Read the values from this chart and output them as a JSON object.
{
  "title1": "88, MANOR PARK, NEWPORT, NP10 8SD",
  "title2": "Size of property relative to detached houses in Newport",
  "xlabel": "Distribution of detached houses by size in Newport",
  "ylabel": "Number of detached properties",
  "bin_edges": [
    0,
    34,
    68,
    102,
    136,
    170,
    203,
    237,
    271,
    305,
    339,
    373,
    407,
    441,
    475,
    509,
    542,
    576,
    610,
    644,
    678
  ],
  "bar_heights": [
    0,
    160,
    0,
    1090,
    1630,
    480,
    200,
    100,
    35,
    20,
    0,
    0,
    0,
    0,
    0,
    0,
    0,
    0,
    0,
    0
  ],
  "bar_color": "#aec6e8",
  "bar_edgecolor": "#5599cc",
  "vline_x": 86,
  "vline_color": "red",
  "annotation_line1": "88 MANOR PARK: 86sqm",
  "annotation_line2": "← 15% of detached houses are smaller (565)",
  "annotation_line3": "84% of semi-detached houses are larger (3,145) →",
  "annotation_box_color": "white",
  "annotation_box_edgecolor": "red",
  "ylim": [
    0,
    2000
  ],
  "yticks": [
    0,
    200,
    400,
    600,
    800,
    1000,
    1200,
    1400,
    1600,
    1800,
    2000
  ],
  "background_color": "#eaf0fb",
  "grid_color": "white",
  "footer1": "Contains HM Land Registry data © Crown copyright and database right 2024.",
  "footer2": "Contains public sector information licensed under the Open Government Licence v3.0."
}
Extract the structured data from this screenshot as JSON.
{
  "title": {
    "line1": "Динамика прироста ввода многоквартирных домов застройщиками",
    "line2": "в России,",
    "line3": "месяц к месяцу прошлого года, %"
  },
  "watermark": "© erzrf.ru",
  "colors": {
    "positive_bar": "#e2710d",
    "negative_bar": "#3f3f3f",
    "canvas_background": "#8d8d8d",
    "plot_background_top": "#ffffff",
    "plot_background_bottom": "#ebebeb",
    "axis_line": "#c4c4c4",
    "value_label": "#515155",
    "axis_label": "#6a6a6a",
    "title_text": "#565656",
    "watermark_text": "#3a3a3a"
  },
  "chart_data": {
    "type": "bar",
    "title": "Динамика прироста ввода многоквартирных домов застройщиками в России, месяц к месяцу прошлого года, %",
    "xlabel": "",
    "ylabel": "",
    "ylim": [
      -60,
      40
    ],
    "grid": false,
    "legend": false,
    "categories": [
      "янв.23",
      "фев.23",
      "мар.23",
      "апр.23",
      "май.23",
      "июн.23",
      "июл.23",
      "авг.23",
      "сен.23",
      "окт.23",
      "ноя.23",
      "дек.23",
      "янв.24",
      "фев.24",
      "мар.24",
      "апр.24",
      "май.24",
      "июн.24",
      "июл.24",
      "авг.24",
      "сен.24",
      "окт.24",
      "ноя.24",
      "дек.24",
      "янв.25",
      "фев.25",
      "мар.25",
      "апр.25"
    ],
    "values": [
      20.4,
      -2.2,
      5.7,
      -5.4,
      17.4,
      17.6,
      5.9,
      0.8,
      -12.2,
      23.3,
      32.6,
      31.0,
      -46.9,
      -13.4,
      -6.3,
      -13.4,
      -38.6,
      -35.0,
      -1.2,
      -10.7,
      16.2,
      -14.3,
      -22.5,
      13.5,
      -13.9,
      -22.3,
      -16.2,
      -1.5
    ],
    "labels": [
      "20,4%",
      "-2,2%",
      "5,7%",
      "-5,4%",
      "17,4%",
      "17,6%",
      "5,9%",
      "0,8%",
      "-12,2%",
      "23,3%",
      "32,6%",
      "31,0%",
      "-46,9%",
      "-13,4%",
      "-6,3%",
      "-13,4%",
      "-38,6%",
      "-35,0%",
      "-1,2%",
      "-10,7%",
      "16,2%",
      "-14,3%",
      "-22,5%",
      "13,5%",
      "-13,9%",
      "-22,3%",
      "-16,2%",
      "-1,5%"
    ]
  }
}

-- -- --

**EXERCISE DESCRIPTION:** Reproduce the records word for word.

**THE OUTPUT:**
Read the values from this chart and output them as a JSON object.
{
  "title1": "88, MANOR PARK, NEWPORT, NP10 8SD",
  "title2": "Size of property relative to detached houses in Newport",
  "xlabel": "Distribution of detached houses by size in Newport",
  "ylabel": "Number of detached properties",
  "bin_edges": [
    0,
    34,
    68,
    102,
    136,
    170,
    203,
    237,
    271,
    305,
    339,
    373,
    407,
    441,
    475,
    509,
    542,
    576,
    610,
    644,
    678
  ],
  "bar_heights": [
    0,
    160,
    0,
    1090,
    1630,
    480,
    200,
    100,
    35,
    20,
    0,
    0,
    0,
    0,
    0,
    0,
    0,
    0,
    0,
    0
  ],
  "bar_color": "#aec6e8",
  "bar_edgecolor": "#5599cc",
  "vline_x": 86,
  "vline_color": "red",
  "annotation_line1": "88 MANOR PARK: 86sqm",
  "annotation_line2": "← 15% of detached houses are smaller (565)",
  "annotation_line3": "84% of semi-detached houses are larger (3,145) →",
  "annotation_box_color": "white",
  "annotation_box_edgecolor": "red",
  "ylim": [
    0,
    2000
  ],
  "yticks": [
    0,
    200,
    400,
    600,
    800,
    1000,
    1200,
    1400,
    1600,
    1800,
    2000
  ],
  "background_color": "#eaf0fb",
  "grid_color": "white",
  "footer1": "Contains HM Land Registry data © Crown copyright and database right 2024.",
  "footer2": "Contains public sector information licensed under the Open Government Licence v3.0."
}
Extract the structured data from this screenshot as JSON.
{
  "title": {
    "line1": "Динамика прироста ввода многоквартирных домов застройщиками",
    "line2": "в России,",
    "line3": "месяц к месяцу прошлого года, %"
  },
  "watermark": "© erzrf.ru",
  "colors": {
    "positive_bar": "#e2710d",
    "negative_bar": "#3f3f3f",
    "canvas_background": "#8d8d8d",
    "plot_background_top": "#ffffff",
    "plot_background_bottom": "#ebebeb",
    "axis_line": "#c4c4c4",
    "value_label": "#515155",
    "axis_label": "#6a6a6a",
    "title_text": "#565656",
    "watermark_text": "#3a3a3a"
  },
  "chart_data": {
    "type": "bar",
    "title": "Динамика прироста ввода многоквартирных домов застройщиками в России, месяц к месяцу прошлого года, %",
    "xlabel": "",
    "ylabel": "",
    "ylim": [
      -60,
      40
    ],
    "grid": false,
    "legend": false,
    "categories": [
      "янв.23",
      "фев.23",
      "мар.23",
      "апр.23",
      "май.23",
      "июн.23",
      "июл.23",
      "авг.23",
      "сен.23",
      "окт.23",
      "ноя.23",
      "дек.23",
      "янв.24",
      "фев.24",
      "мар.24",
      "апр.24",
      "май.24",
      "июн.24",
      "июл.24",
      "авг.24",
      "сен.24",
      "окт.24",
      "ноя.24",
      "дек.24",
      "янв.25",
      "фев.25",
      "мар.25",
      "апр.25"
    ],
    "values": [
      20.4,
      -2.2,
      5.7,
      -5.4,
      17.4,
      17.6,
      5.9,
      0.8,
      -12.2,
      23.3,
      32.6,
      31.0,
      -46.9,
      -13.4,
      -6.3,
      -13.4,
      -38.6,
      -35.0,
      -1.2,
      -10.7,
      16.2,
      -14.3,
      -22.5,
      13.5,
      -13.9,
      -22.3,
      -16.2,
      -1.5
    ],
    "labels": [
      "20,4%",
      "-2,2%",
      "5,7%",
      "-5,4%",
      "17,4%",
      "17,6%",
      "5,9%",
      "0,8%",
      "-12,2%",
      "23,3%",
      "32,6%",
      "31,0%",
      "-46,9%",
      "-13,4%",
      "-6,3%",
      "-13,4%",
      "-38,6%",
      "-35,0%",
      "-1,2%",
      "-10,7%",
      "16,2%",
      "-14,3%",
      "-22,5%",
      "13,5%",
      "-13,9%",
      "-22,3%",
      "-16,2%",
      "-1,5%"
    ]
  }
}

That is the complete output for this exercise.